### GOAL
In the listing below, pick out lines with "Tastiera".

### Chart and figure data
════════════════
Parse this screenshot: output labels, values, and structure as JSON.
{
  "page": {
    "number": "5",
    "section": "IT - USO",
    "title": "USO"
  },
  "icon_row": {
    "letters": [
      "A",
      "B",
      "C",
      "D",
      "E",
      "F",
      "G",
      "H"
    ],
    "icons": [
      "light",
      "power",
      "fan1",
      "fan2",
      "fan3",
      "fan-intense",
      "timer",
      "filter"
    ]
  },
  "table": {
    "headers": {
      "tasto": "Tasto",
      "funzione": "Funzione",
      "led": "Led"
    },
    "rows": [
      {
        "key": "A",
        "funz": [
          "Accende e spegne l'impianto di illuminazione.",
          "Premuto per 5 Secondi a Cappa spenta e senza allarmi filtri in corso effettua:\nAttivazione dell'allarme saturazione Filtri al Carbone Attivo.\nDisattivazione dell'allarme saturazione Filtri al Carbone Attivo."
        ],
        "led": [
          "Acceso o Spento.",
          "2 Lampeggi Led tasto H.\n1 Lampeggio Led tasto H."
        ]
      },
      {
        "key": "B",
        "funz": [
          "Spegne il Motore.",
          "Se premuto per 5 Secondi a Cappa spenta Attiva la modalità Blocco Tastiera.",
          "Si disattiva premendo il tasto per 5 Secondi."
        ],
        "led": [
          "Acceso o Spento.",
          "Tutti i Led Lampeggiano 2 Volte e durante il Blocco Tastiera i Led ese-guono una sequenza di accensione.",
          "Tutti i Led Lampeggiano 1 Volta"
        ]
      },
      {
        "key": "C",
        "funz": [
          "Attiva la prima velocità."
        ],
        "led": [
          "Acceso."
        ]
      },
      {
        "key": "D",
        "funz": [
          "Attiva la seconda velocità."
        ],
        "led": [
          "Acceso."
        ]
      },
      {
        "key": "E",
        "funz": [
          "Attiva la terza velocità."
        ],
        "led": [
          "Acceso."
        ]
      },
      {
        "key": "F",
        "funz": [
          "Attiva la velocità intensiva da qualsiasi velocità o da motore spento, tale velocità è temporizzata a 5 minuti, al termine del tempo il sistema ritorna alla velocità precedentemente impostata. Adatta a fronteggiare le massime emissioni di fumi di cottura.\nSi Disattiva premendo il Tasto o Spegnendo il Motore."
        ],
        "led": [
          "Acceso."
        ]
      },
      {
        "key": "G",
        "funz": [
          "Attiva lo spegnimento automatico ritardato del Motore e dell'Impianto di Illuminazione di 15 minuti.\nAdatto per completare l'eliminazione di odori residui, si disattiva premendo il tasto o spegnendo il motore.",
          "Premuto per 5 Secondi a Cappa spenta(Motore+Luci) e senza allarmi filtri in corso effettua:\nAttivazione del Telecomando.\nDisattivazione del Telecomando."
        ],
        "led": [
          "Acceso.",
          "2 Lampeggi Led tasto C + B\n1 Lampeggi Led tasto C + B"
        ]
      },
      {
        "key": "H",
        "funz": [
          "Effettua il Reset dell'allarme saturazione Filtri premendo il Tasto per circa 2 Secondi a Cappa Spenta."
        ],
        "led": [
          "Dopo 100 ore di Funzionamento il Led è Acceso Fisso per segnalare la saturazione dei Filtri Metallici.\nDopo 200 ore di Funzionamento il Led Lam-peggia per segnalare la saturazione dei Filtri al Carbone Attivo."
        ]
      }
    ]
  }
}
════════════════
### ANSWER FOR THIS EXERCISE
          "Se premuto per 5 Secondi a Cappa spenta Attiva la modalità Blocco Tastiera.",
          "Tutti i Led Lampeggiano 2 Volte e durante il Blocco Tastiera i Led ese-guono una sequenza di accensione.",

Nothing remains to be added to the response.